Track down the lines that contain "this" and copy them.

━━━━━ Supplied material

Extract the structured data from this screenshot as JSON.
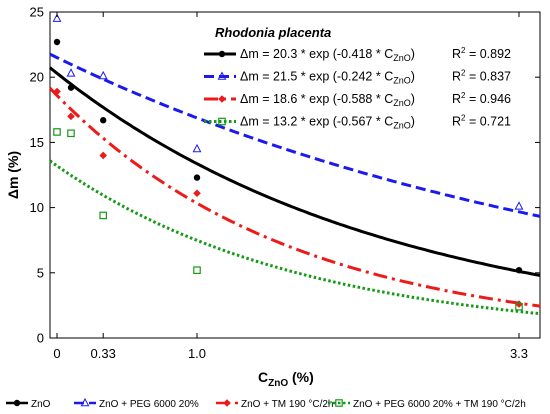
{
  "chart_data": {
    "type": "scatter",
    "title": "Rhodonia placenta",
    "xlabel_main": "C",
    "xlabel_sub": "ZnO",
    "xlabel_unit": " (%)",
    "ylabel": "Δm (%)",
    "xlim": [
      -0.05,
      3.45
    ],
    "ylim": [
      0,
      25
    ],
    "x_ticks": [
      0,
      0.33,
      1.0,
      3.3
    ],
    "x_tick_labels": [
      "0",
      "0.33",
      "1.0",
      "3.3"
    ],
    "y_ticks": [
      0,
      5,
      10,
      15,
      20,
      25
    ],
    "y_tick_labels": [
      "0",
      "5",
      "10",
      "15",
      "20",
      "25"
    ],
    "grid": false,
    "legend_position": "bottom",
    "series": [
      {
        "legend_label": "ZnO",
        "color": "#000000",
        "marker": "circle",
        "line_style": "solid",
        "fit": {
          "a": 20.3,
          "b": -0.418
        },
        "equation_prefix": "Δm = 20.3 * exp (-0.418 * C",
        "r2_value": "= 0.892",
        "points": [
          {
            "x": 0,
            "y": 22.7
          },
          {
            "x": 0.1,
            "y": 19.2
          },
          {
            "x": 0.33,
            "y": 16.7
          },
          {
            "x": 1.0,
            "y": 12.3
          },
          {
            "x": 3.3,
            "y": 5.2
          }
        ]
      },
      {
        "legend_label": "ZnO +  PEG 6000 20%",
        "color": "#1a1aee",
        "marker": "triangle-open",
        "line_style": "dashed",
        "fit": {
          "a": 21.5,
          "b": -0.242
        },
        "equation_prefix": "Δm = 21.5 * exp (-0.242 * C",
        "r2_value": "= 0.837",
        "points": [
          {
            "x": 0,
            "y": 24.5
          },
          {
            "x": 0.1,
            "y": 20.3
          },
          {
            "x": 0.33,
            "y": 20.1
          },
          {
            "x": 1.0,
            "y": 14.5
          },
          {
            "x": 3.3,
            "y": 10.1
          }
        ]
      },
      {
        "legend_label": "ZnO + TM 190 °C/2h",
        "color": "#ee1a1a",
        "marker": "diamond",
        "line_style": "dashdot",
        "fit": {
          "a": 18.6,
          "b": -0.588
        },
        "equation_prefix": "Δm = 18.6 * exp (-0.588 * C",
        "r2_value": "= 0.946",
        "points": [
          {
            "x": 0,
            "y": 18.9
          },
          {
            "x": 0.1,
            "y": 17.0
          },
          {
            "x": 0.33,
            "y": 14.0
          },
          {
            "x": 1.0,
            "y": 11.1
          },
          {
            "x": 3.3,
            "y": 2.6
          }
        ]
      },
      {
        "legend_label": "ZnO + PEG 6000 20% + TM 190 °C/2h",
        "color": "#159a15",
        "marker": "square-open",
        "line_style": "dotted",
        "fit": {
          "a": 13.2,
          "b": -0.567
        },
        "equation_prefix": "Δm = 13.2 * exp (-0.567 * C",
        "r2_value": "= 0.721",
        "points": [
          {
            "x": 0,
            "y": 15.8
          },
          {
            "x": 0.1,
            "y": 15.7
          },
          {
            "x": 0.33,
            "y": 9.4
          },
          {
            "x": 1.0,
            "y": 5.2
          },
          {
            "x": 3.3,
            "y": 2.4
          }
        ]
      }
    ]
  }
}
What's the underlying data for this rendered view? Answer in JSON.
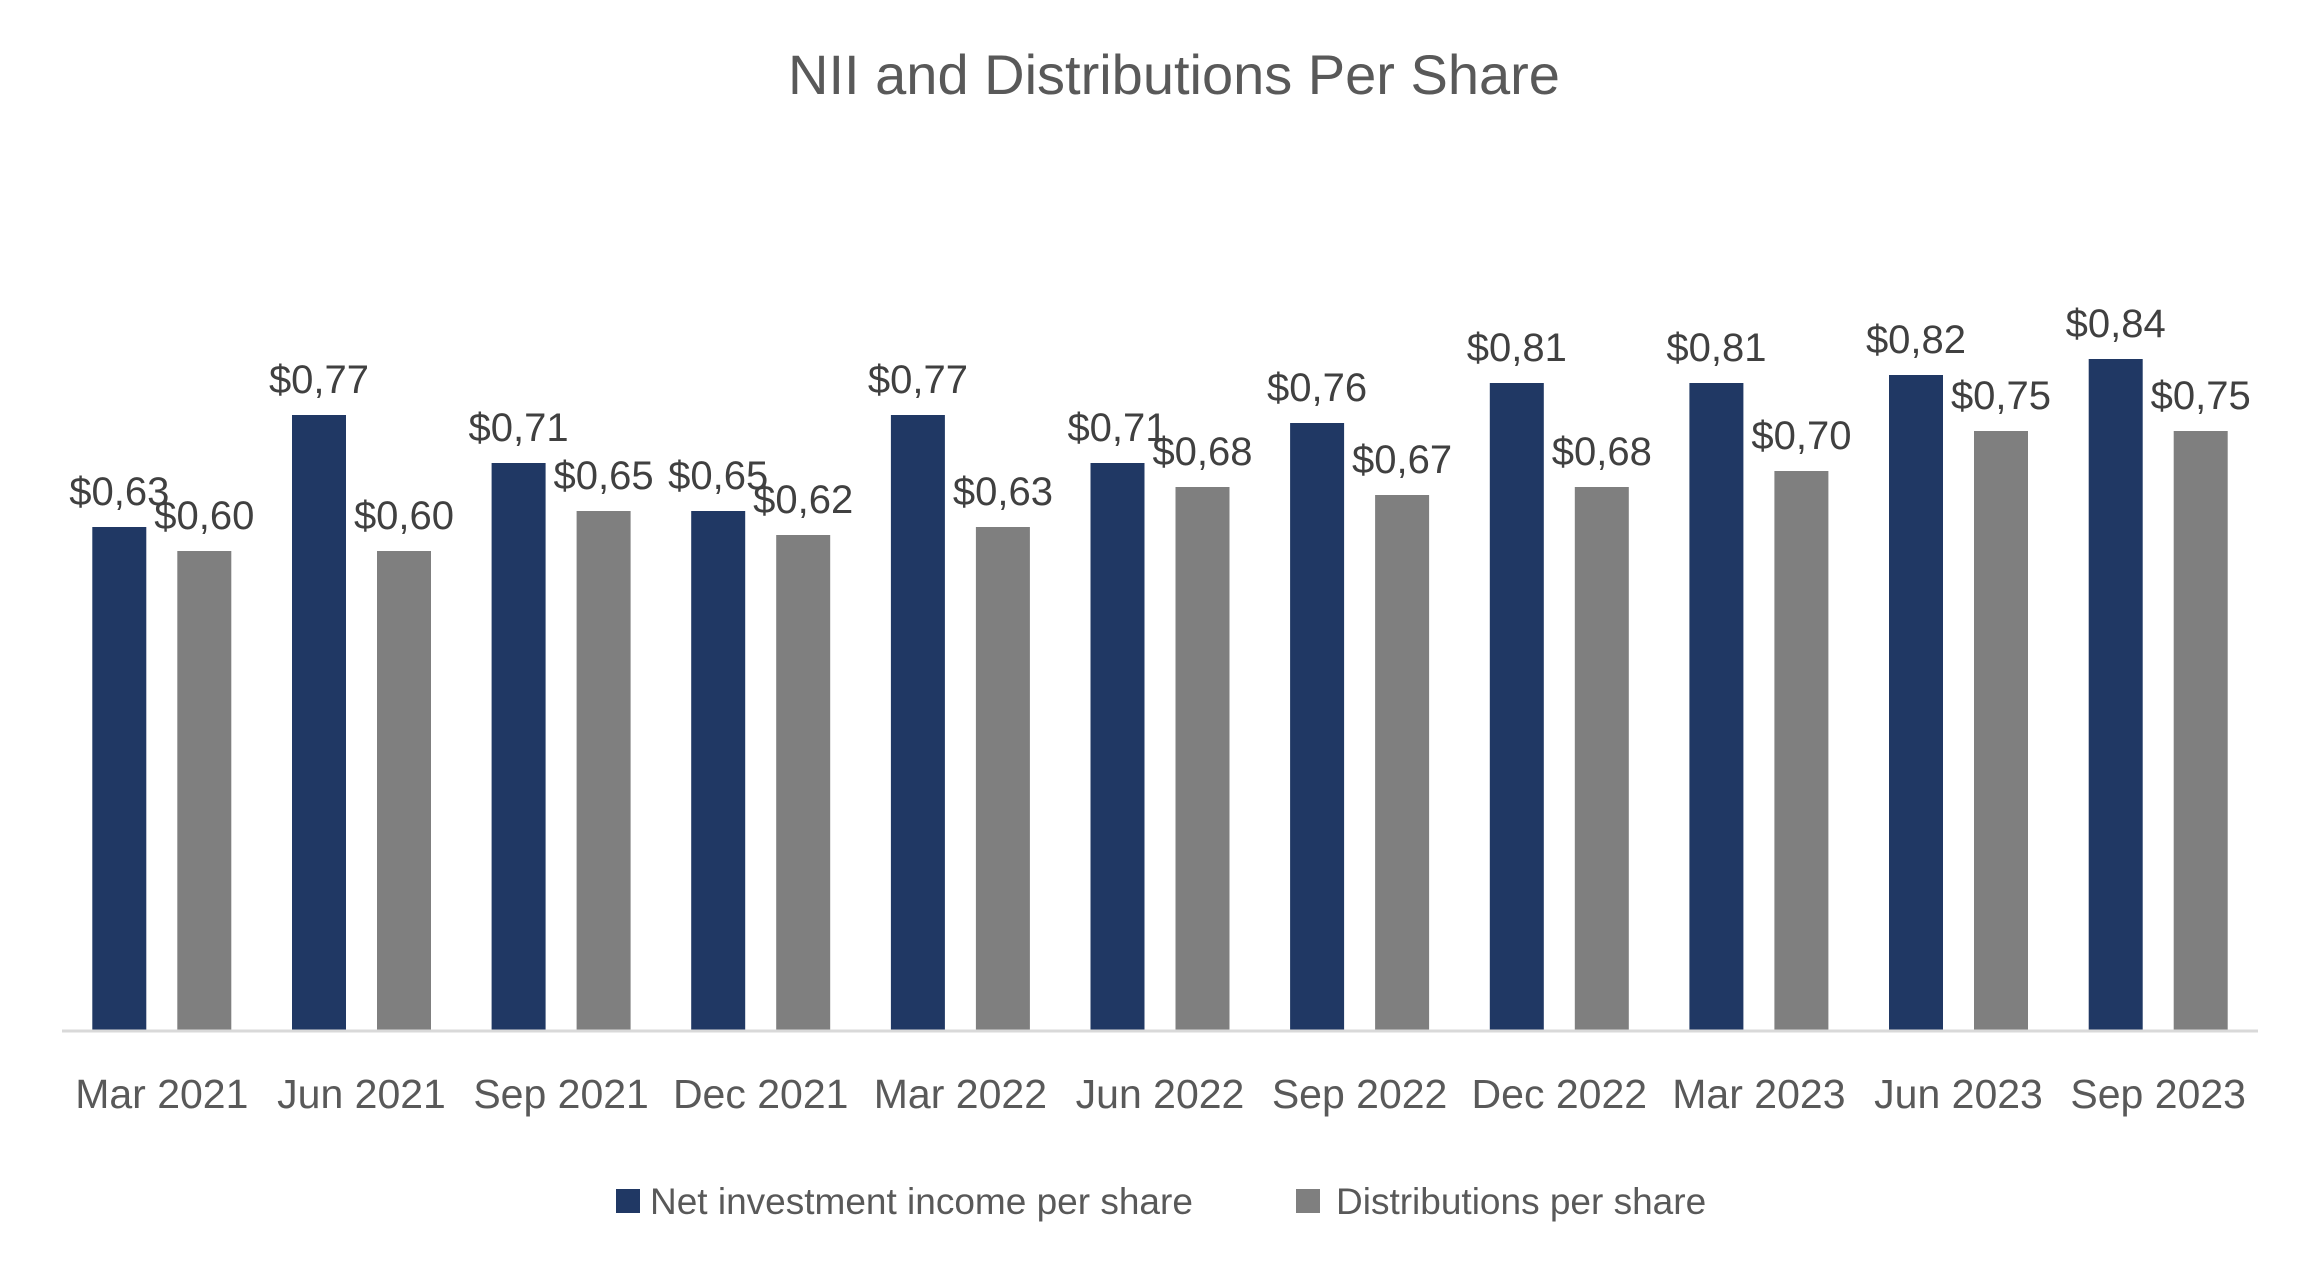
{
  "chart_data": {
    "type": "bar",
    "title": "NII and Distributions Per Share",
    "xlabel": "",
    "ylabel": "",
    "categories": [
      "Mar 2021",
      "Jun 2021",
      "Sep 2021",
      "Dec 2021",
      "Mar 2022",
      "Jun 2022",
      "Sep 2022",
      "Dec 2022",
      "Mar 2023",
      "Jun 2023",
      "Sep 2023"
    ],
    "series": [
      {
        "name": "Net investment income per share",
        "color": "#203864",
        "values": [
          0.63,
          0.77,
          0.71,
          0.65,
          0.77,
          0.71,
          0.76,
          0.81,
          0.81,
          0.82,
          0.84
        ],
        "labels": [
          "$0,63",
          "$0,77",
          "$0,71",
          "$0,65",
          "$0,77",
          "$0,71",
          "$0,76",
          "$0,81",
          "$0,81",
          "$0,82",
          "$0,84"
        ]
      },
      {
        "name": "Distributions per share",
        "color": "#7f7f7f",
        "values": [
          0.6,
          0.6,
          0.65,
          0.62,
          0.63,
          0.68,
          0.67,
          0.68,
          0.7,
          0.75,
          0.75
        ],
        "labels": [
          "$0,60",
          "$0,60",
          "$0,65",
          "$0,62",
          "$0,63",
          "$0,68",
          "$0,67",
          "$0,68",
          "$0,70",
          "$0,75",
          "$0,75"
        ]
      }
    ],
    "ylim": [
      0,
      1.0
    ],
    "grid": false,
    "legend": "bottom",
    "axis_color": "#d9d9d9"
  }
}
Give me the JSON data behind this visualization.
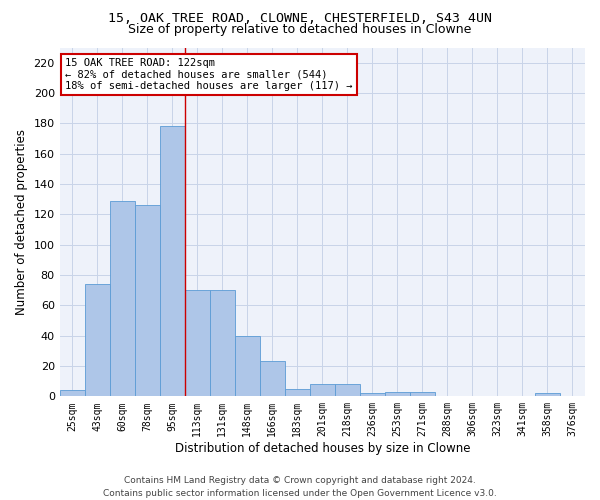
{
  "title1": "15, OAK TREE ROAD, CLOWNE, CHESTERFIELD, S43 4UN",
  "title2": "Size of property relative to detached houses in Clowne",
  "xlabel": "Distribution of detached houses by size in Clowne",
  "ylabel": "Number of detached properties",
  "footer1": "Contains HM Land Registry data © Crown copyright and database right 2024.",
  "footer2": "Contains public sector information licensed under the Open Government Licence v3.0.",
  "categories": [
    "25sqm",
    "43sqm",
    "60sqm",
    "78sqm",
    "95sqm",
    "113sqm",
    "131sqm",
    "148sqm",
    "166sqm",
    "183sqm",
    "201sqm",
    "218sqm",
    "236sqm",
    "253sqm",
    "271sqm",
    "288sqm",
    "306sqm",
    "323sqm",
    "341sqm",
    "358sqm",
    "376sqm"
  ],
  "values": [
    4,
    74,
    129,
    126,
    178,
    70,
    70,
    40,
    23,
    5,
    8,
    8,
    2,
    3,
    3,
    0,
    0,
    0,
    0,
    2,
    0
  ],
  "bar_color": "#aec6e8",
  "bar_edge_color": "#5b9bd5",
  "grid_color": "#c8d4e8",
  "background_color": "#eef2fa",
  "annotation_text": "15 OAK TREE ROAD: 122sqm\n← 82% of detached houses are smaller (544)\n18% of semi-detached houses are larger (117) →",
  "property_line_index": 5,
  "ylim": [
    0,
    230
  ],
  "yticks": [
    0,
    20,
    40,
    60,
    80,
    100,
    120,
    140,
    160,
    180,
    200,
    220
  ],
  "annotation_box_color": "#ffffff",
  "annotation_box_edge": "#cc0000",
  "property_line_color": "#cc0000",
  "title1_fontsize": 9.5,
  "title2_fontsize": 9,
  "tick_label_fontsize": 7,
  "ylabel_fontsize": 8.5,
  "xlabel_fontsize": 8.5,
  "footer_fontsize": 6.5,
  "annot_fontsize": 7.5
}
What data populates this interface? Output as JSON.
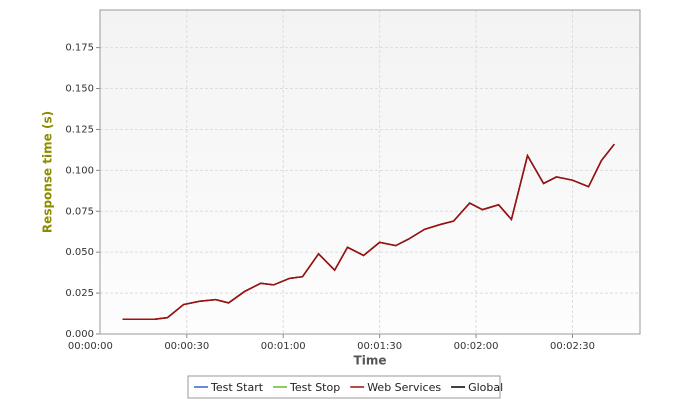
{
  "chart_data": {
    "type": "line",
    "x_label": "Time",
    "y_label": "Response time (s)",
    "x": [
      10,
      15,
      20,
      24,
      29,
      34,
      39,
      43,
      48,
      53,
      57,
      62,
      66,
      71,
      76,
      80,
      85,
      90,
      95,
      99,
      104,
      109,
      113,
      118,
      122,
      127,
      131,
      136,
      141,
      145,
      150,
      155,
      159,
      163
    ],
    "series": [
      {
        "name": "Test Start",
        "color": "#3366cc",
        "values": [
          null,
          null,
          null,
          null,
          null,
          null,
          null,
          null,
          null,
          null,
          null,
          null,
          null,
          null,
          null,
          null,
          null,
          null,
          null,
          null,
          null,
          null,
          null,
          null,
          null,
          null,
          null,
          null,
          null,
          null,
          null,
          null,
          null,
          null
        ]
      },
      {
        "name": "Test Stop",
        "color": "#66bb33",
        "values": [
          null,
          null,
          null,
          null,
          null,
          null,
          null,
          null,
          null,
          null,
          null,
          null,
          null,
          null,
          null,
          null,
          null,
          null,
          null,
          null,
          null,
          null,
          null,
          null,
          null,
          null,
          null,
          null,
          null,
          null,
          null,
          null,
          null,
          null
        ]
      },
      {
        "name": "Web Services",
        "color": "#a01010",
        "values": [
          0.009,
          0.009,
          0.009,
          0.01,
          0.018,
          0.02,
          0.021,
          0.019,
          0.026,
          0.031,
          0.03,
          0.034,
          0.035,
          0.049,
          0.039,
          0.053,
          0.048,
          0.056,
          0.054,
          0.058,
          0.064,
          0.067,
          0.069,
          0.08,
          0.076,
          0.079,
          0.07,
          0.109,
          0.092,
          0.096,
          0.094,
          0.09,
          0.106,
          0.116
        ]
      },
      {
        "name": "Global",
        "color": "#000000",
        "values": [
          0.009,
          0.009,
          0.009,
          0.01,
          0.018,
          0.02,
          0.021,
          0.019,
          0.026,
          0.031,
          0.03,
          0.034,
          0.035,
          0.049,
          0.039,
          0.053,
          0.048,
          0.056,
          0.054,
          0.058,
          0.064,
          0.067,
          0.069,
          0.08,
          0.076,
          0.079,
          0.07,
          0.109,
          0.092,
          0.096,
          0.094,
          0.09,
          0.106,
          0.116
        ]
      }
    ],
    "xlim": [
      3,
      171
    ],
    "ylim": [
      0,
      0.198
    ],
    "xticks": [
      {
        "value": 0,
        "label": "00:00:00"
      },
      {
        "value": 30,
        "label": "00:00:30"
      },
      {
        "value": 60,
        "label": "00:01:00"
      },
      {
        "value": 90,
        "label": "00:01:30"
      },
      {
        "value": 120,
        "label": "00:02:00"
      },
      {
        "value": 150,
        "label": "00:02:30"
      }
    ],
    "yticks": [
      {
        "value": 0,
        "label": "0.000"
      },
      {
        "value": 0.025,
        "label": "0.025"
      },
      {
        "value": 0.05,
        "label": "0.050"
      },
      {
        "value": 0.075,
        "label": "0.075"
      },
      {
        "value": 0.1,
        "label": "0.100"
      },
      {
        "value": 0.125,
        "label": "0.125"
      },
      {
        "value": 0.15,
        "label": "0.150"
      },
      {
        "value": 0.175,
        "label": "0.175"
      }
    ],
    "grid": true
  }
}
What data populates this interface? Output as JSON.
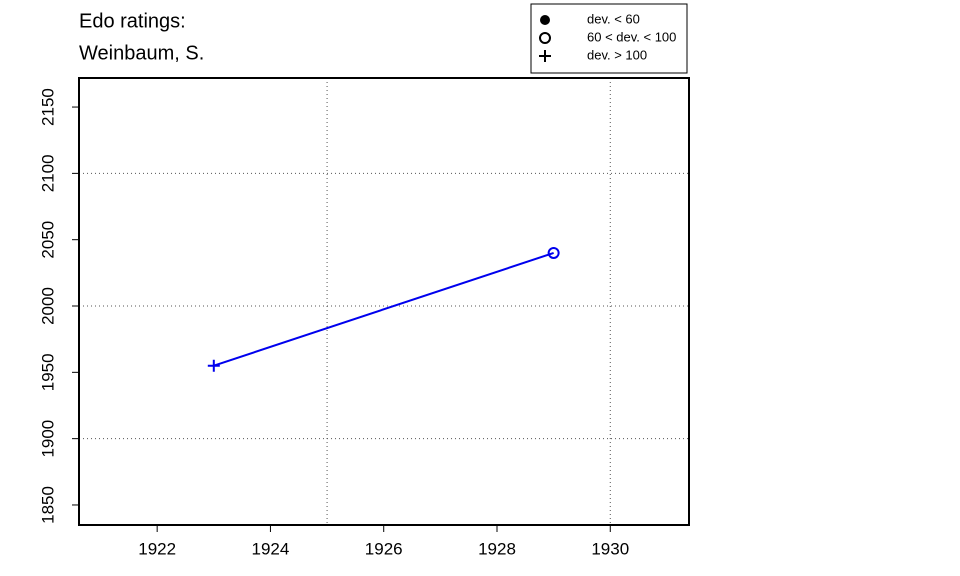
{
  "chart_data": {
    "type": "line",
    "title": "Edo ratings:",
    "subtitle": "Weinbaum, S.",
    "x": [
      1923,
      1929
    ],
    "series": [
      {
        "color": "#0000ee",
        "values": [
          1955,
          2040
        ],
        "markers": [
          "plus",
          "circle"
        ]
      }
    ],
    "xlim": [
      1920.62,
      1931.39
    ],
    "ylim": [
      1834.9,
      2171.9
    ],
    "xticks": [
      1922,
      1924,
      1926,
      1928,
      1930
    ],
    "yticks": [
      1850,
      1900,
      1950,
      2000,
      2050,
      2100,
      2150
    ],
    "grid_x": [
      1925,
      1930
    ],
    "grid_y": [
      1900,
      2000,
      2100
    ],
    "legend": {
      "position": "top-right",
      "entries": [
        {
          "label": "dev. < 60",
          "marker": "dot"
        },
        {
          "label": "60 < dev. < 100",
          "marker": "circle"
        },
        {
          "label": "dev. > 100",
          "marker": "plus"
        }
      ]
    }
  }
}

━━━━━━━━━━

- Exercise response:
Extract the structured data from this screenshot as JSON.
What's the underlying data for this rendered view? Answer in JSON.
Give me the JSON data behind this visualization.
What data populates this interface? Output as JSON.
What data populates this interface? Output as JSON.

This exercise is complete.